- **Aim of the task**:
Rewrite every line of the entries below as a numbered list, skipping blank lines and leaving out the pictures.

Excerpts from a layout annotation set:
=======

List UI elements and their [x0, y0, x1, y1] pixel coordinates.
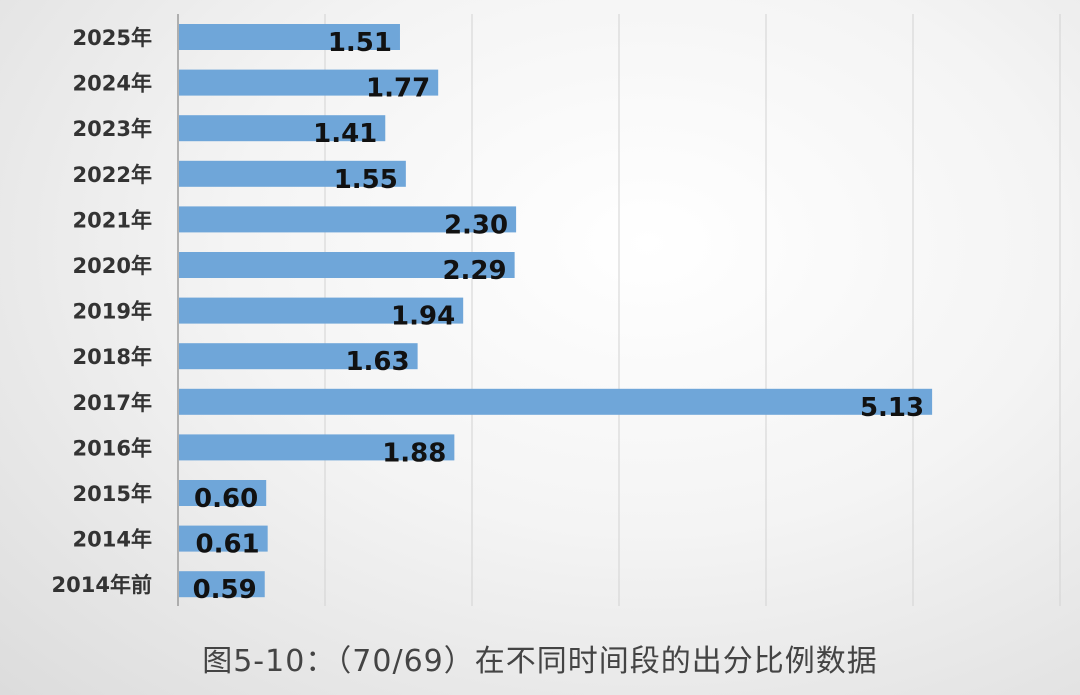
- category-label: 2014年: [73, 528, 152, 552]
- bar: [179, 160, 406, 187]
- bars: [179, 24, 933, 598]
- bar: [179, 388, 933, 415]
- bar: [179, 206, 517, 233]
- category-label: 2025年: [73, 26, 152, 50]
- category-label: 2022年: [73, 163, 152, 187]
- gridlines: [324, 14, 1061, 606]
- value-label: 5.13: [860, 393, 924, 423]
- category-label: 2017年: [73, 391, 152, 415]
- category-label: 2020年: [73, 254, 152, 278]
- category-label: 2024年: [73, 72, 152, 96]
- category-label: 2018年: [73, 345, 152, 369]
- value-label: 0.59: [193, 575, 257, 605]
- labels: 2025年 1.51 2024年 1.77 2023年 1.41 2022年 1.55 2021…: [52, 26, 925, 605]
- bar: [179, 115, 386, 142]
- value-label: 2.29: [442, 256, 506, 286]
- category-label: 2014年前: [52, 573, 152, 597]
- bar: [179, 69, 439, 96]
- bar: [179, 297, 464, 324]
- category-label: 2015年: [73, 482, 152, 506]
- value-label: 1.63: [345, 347, 409, 377]
- category-label: 2016年: [73, 436, 152, 460]
- value-label: 1.77: [366, 74, 430, 104]
- value-label: 1.51: [328, 28, 392, 58]
- value-label: 1.88: [382, 438, 446, 468]
- bar: [179, 343, 418, 370]
- bar: [179, 252, 515, 278]
- bar: [179, 24, 400, 50]
- value-label: 1.41: [313, 119, 377, 149]
- bar: [179, 480, 267, 506]
- value-label: 0.61: [196, 530, 260, 560]
- category-label: 2019年: [73, 300, 152, 324]
- category-label: 2021年: [73, 208, 152, 232]
- bar: [179, 525, 268, 552]
- value-label: 0.60: [194, 484, 258, 514]
- value-label: 1.55: [334, 165, 398, 195]
- bar: [179, 571, 265, 598]
- bar: [179, 434, 455, 461]
- chart-title: 图5-10：（70/69）在不同时间段的出分比例数据: [202, 644, 878, 679]
- value-label: 2.30: [444, 210, 508, 240]
- category-label: 2023年: [73, 117, 152, 141]
- value-label: 1.94: [391, 302, 455, 332]
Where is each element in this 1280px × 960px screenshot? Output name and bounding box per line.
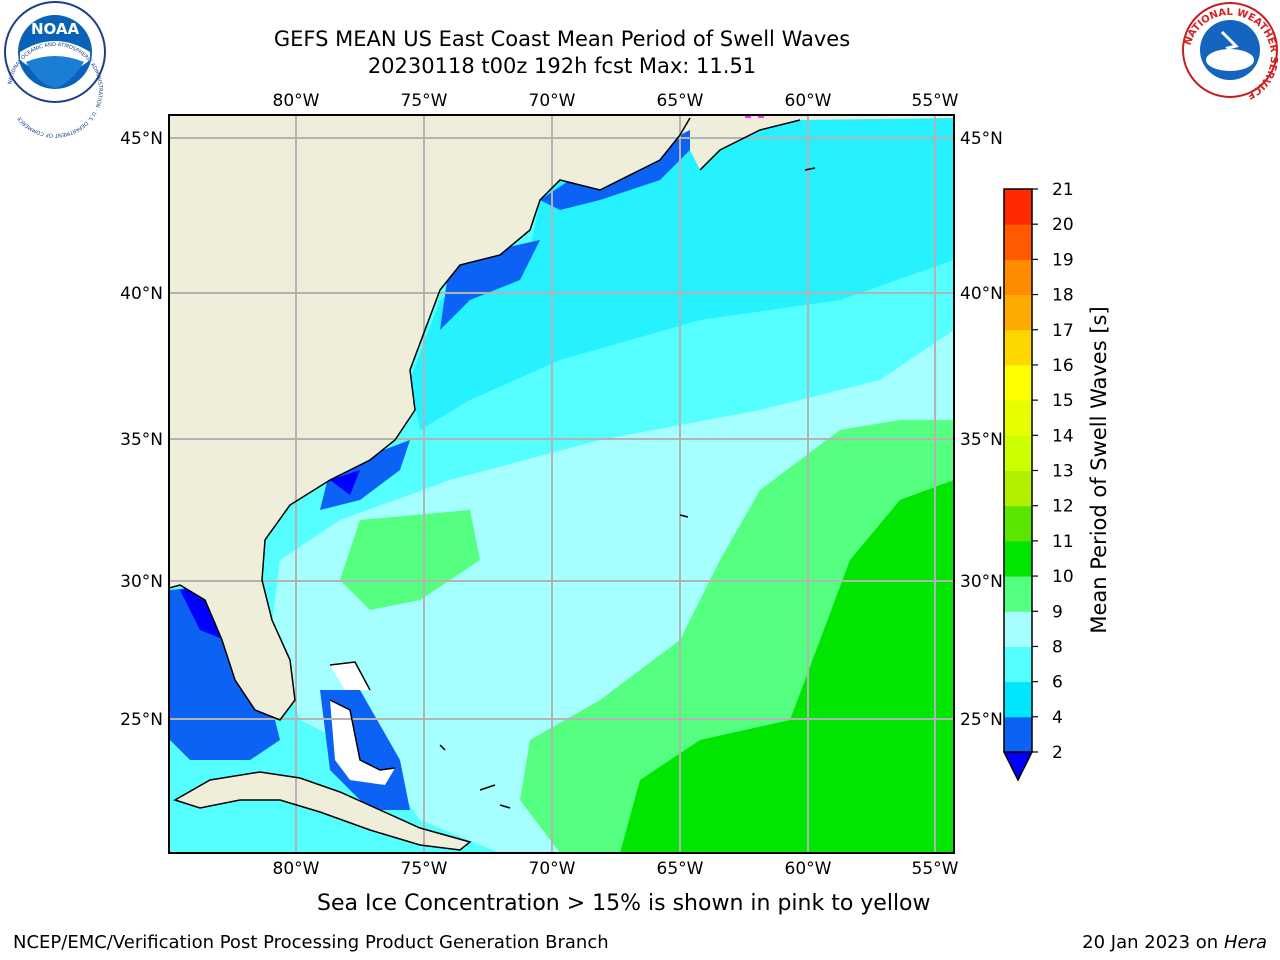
- colorbar-tick-label: 9: [1052, 602, 1063, 622]
- lat-labels-left: 45°N 40°N 35°N 30°N 25°N: [120, 129, 163, 730]
- colorbar-frame: [1003, 188, 1033, 753]
- lat-label-left: 40°N: [120, 284, 163, 304]
- colorbar-tick-label: 21: [1052, 180, 1074, 200]
- noaa-logo: NOAA NATIONAL OCEANIC AND ATMOSPHERIC AD…: [4, 1, 106, 138]
- colorbar-ticks: 2 4 6 8 9 10 11 12 13 14 15 16 17 18 19 20 21: [1032, 180, 1074, 763]
- colorbar-tick-label: 16: [1052, 356, 1074, 376]
- lon-label-top: 60°W: [785, 91, 832, 111]
- colorbar-segment: [1004, 259, 1032, 296]
- lat-label-right: 35°N: [960, 430, 1003, 450]
- colorbar-segment: [1004, 329, 1032, 366]
- colorbar-tick-label: 15: [1052, 391, 1074, 411]
- noaa-logo-text: NOAA: [31, 20, 80, 38]
- colorbar-segment: [1004, 611, 1032, 647]
- lon-label-bottom: 65°W: [657, 859, 704, 879]
- lon-label-top: 80°W: [273, 91, 320, 111]
- lat-label-right: 25°N: [960, 710, 1003, 730]
- colorbar-segment: [1004, 716, 1032, 753]
- colorbar-tick-label: 2: [1052, 743, 1063, 763]
- lon-label-bottom: 75°W: [401, 859, 448, 879]
- lat-label-left: 35°N: [120, 430, 163, 450]
- colorbar-tick-label: 4: [1052, 708, 1063, 728]
- colorbar-tick-label: 8: [1052, 637, 1063, 657]
- lat-label-right: 30°N: [960, 572, 1003, 592]
- colorbar-segment: [1004, 505, 1032, 542]
- nws-logo: NATIONAL WEATHER SERVICE: [1182, 2, 1279, 101]
- lon-label-bottom: 60°W: [785, 859, 832, 879]
- colorbar-tick-label: 14: [1052, 426, 1074, 446]
- map-frame: [168, 114, 955, 854]
- colorbar-title: Mean Period of Swell Waves [s]: [1087, 306, 1111, 633]
- colorbar-tick-label: 10: [1052, 567, 1074, 587]
- lon-label-bottom: 70°W: [529, 859, 576, 879]
- colorbar-segment: [1004, 294, 1032, 331]
- colorbar-segment: [1004, 435, 1032, 471]
- colorbar-segment: [1004, 576, 1032, 612]
- colorbar-segment: [1004, 470, 1032, 507]
- colorbar-segment: [1004, 224, 1032, 260]
- lat-label-right: 40°N: [960, 284, 1003, 304]
- plot-title: GEFS MEAN US East Coast Mean Period of S…: [273, 27, 851, 51]
- colorbar-tick-label: 18: [1052, 286, 1074, 306]
- lat-labels-right: 45°N 40°N 35°N 30°N 25°N: [960, 129, 1003, 730]
- footer-credit: NCEP/EMC/Verification Post Processing Pr…: [13, 932, 609, 953]
- colorbar-tick-label: 11: [1052, 532, 1074, 552]
- colorbar-segment: [1004, 189, 1032, 225]
- lon-label-bottom: 55°W: [912, 859, 959, 879]
- colorbar-tick-label: 13: [1052, 462, 1074, 482]
- colorbar-underflow-arrow: [1002, 751, 1034, 782]
- colorbar-segment: [1004, 646, 1032, 683]
- colorbar-tick-label: 12: [1052, 497, 1074, 517]
- colorbar-segment: [1004, 364, 1032, 401]
- footer-date: 20 Jan 2023 on Hera: [1082, 932, 1267, 953]
- colorbar-tick-label: 6: [1052, 673, 1063, 693]
- lon-labels-top: 80°W 75°W 70°W 65°W 60°W 55°W: [273, 91, 959, 111]
- lat-label-right: 45°N: [960, 129, 1003, 149]
- lat-label-left: 30°N: [120, 572, 163, 592]
- footer-date-text: 20 Jan 2023 on: [1082, 932, 1224, 953]
- colorbar-segment: [1004, 400, 1032, 436]
- plot-subtitle: 20230118 t00z 192h fcst Max: 11.51: [367, 54, 757, 78]
- colorbar-tick-label: 19: [1052, 250, 1074, 270]
- lon-label-top: 70°W: [529, 91, 576, 111]
- lon-label-top: 75°W: [401, 91, 448, 111]
- lat-label-left: 45°N: [120, 129, 163, 149]
- colorbar-segment: [1004, 540, 1032, 577]
- lat-label-left: 25°N: [120, 710, 163, 730]
- colorbar-tick-label: 20: [1052, 215, 1074, 235]
- lon-labels-bottom: 80°W 75°W 70°W 65°W 60°W 55°W: [273, 859, 959, 879]
- sea-ice-caption: Sea Ice Concentration > 15% is shown in …: [317, 891, 931, 916]
- footer-host: Hera: [1223, 932, 1267, 953]
- lon-label-top: 55°W: [912, 91, 959, 111]
- colorbar: [1002, 189, 1034, 782]
- lon-label-bottom: 80°W: [273, 859, 320, 879]
- colorbar-segment: [1004, 681, 1032, 718]
- lon-label-top: 65°W: [657, 91, 704, 111]
- map-area: [169, 115, 954, 853]
- colorbar-tick-label: 17: [1052, 321, 1074, 341]
- graticule: [169, 115, 954, 853]
- coastlines: [169, 117, 816, 851]
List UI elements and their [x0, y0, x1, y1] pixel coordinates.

=======

- **Solved exercise**:
1. List UI elements and their [x0, y0, x1, y1] pixel coordinates.
2. - category-label: 2014年: [73, 528, 152, 552]
3. - bar: [179, 160, 406, 187]
4. - bars: [179, 24, 933, 598]
5. - bar: [179, 388, 933, 415]
6. - bar: [179, 206, 517, 233]
7. - category-label: 2025年: [73, 26, 152, 50]
8. - category-label: 2022年: [73, 163, 152, 187]
9. - gridlines: [324, 14, 1061, 606]
10. - value-label: 5.13: [860, 393, 924, 423]
11. - category-label: 2017年: [73, 391, 152, 415]
12. - category-label: 2020年: [73, 254, 152, 278]
13. - category-label: 2024年: [73, 72, 152, 96]
14. - category-label: 2018年: [73, 345, 152, 369]
15. - value-label: 0.59: [193, 575, 257, 605]
16. - labels: 2025年 1.51 2024年 1.77 2023年 1.41 2022年 1.55 2021…: [52, 26, 925, 605]
17. - bar: [179, 115, 386, 142]
18. - value-label: 2.29: [442, 256, 506, 286]
19. - category-label: 2014年前: [52, 573, 152, 597]
20. - bar: [179, 69, 439, 96]
21. - bar: [179, 297, 464, 324]
22. - category-label: 2015年: [73, 482, 152, 506]
23. - value-label: 1.63: [345, 347, 409, 377]
24. - category-label: 2016年: [73, 436, 152, 460]
25. - value-label: 1.77: [366, 74, 430, 104]
26. - value-label: 1.51: [328, 28, 392, 58]
27. - value-label: 1.88: [382, 438, 446, 468]
28. - bar: [179, 343, 418, 370]
29. - bar: [179, 252, 515, 278]
30. - bar: [179, 24, 400, 50]
31. - value-label: 1.41: [313, 119, 377, 149]
32. - bar: [179, 480, 267, 506]
33. - value-label: 0.61: [196, 530, 260, 560]
34. - category-label: 2019年: [73, 300, 152, 324]
35. - category-label: 2021年: [73, 208, 152, 232]
36. - bar: [179, 525, 268, 552]
37. - value-label: 0.60: [194, 484, 258, 514]
38. - value-label: 1.55: [334, 165, 398, 195]
39. - bar: [179, 571, 265, 598]
40. - bar: [179, 434, 455, 461]
41. - chart-title: 图5-10：（70/69）在不同时间段的出分比例数据: [202, 644, 878, 679]
42. - value-label: 2.30: [444, 210, 508, 240]
43. - category-label: 2023年: [73, 117, 152, 141]
44. - value-label: 1.94: [391, 302, 455, 332]
45. Where is each element in this 1280px × 960px screenshot? Output name and bounding box per line.
46. - colorbar-tick-label: 9: [1052, 602, 1063, 622]
47. - lat-labels-left: 45°N 40°N 35°N 30°N 25°N: [120, 129, 163, 730]
48. - colorbar-frame: [1003, 188, 1033, 753]
49. - lat-label-left: 40°N: [120, 284, 163, 304]
50. - colorbar-tick-label: 21: [1052, 180, 1074, 200]
51. - noaa-logo: NOAA NATIONAL OCEANIC AND ATMOSPHERIC AD…: [4, 1, 106, 138]
52. - colorbar-ticks: 2 4 6 8 9 10 11 12 13 14 15 16 17 18 19 20 21: [1032, 180, 1074, 763]
53. - colorbar-tick-label: 16: [1052, 356, 1074, 376]
54. - lon-label-top: 60°W: [785, 91, 832, 111]
55. - colorbar-segment: [1004, 259, 1032, 296]
56. - lat-label-right: 35°N: [960, 430, 1003, 450]
57. - colorbar-segment: [1004, 329, 1032, 366]
58. - colorbar-tick-label: 15: [1052, 391, 1074, 411]
59. - noaa-logo-text: NOAA: [31, 20, 80, 38]
60. - colorbar-segment: [1004, 611, 1032, 647]
61. - lon-label-bottom: 65°W: [657, 859, 704, 879]
62. - lon-label-top: 80°W: [273, 91, 320, 111]
63. - lat-label-right: 25°N: [960, 710, 1003, 730]
64. - colorbar-segment: [1004, 716, 1032, 753]
65. - colorbar-tick-label: 2: [1052, 743, 1063, 763]
66. - lon-label-bottom: 75°W: [401, 859, 448, 879]
67. - lat-label-left: 35°N: [120, 430, 163, 450]
68. - colorbar-tick-label: 4: [1052, 708, 1063, 728]
69. - colorbar-tick-label: 8: [1052, 637, 1063, 657]
70. - lat-label-right: 30°N: [960, 572, 1003, 592]
71. - colorbar-segment: [1004, 505, 1032, 542]
72. - nws-logo: NATIONAL WEATHER SERVICE: [1182, 2, 1279, 101]
73. - lon-label-bottom: 60°W: [785, 859, 832, 879]
74. - colorbar-tick-label: 14: [1052, 426, 1074, 446]
75. - map-frame: [168, 114, 955, 854]
76. - colorbar-title: Mean Period of Swell Waves [s]: [1087, 306, 1111, 633]
77. - colorbar-tick-label: 10: [1052, 567, 1074, 587]
78. - lon-label-bottom: 70°W: [529, 859, 576, 879]
79. - colorbar-segment: [1004, 294, 1032, 331]
80. - colorbar-segment: [1004, 435, 1032, 471]
81. - colorbar-segment: [1004, 576, 1032, 612]
82. - colorbar-segment: [1004, 470, 1032, 507]
83. - colorbar-segment: [1004, 224, 1032, 260]
84. - lat-label-right: 40°N: [960, 284, 1003, 304]
85. - plot-title: GEFS MEAN US East Coast Mean Period of S…: [273, 27, 851, 51]
86. - colorbar-tick-label: 18: [1052, 286, 1074, 306]
87. - lat-labels-right: 45°N 40°N 35°N 30°N 25°N: [960, 129, 1003, 730]
88. - footer-credit: NCEP/EMC/Verification Post Processing Pr…: [13, 932, 609, 953]
89. - colorbar-tick-label: 11: [1052, 532, 1074, 552]
90. - colorbar-segment: [1004, 189, 1032, 225]
91. - lon-label-bottom: 55°W: [912, 859, 959, 879]
92. - colorbar-tick-label: 13: [1052, 462, 1074, 482]
93. - colorbar-underflow-arrow: [1002, 751, 1034, 782]
94. - colorbar-segment: [1004, 646, 1032, 683]
95. - colorbar-tick-label: 12: [1052, 497, 1074, 517]
96. - colorbar-segment: [1004, 364, 1032, 401]
97. - footer-date: 20 Jan 2023 on Hera: [1082, 932, 1267, 953]
98. - colorbar-tick-label: 6: [1052, 673, 1063, 693]
99. - lon-labels-top: 80°W 75°W 70°W 65°W 60°W 55°W: [273, 91, 959, 111]
100. - lat-label-right: 45°N: [960, 129, 1003, 149]
101. - lat-label-left: 30°N: [120, 572, 163, 592]
102. - footer-date-text: 20 Jan 2023 on: [1082, 932, 1224, 953]
103. - colorbar-segment: [1004, 400, 1032, 436]
104. - plot-subtitle: 20230118 t00z 192h fcst Max: 11.51: [367, 54, 757, 78]
105. - colorbar-tick-label: 19: [1052, 250, 1074, 270]
106. - lon-label-top: 70°W: [529, 91, 576, 111]
107. - lon-label-top: 75°W: [401, 91, 448, 111]
108. - lat-label-left: 45°N: [120, 129, 163, 149]
109. - colorbar-segment: [1004, 540, 1032, 577]
110. - lat-label-left: 25°N: [120, 710, 163, 730]
111. - colorbar-tick-label: 20: [1052, 215, 1074, 235]
112. - lon-labels-bottom: 80°W 75°W 70°W 65°W 60°W 55°W: [273, 859, 959, 879]
113. - sea-ice-caption: Sea Ice Concentration > 15% is shown in …: [317, 891, 931, 916]
114. - footer-host: Hera: [1223, 932, 1267, 953]
115. - lon-label-top: 55°W: [912, 91, 959, 111]
116. - colorbar: [1002, 189, 1034, 782]
117. - lon-label-bottom: 80°W: [273, 859, 320, 879]
118. - colorbar-segment: [1004, 681, 1032, 718]
119. - lon-label-top: 65°W: [657, 91, 704, 111]
120. - map-area: [169, 115, 954, 853]
121. - colorbar-tick-label: 17: [1052, 321, 1074, 341]
122. - graticule: [169, 115, 954, 853]
123. - coastlines: [169, 117, 816, 851]
124. List UI elements and their [x0, y0, x1, y1] pixel coordinates.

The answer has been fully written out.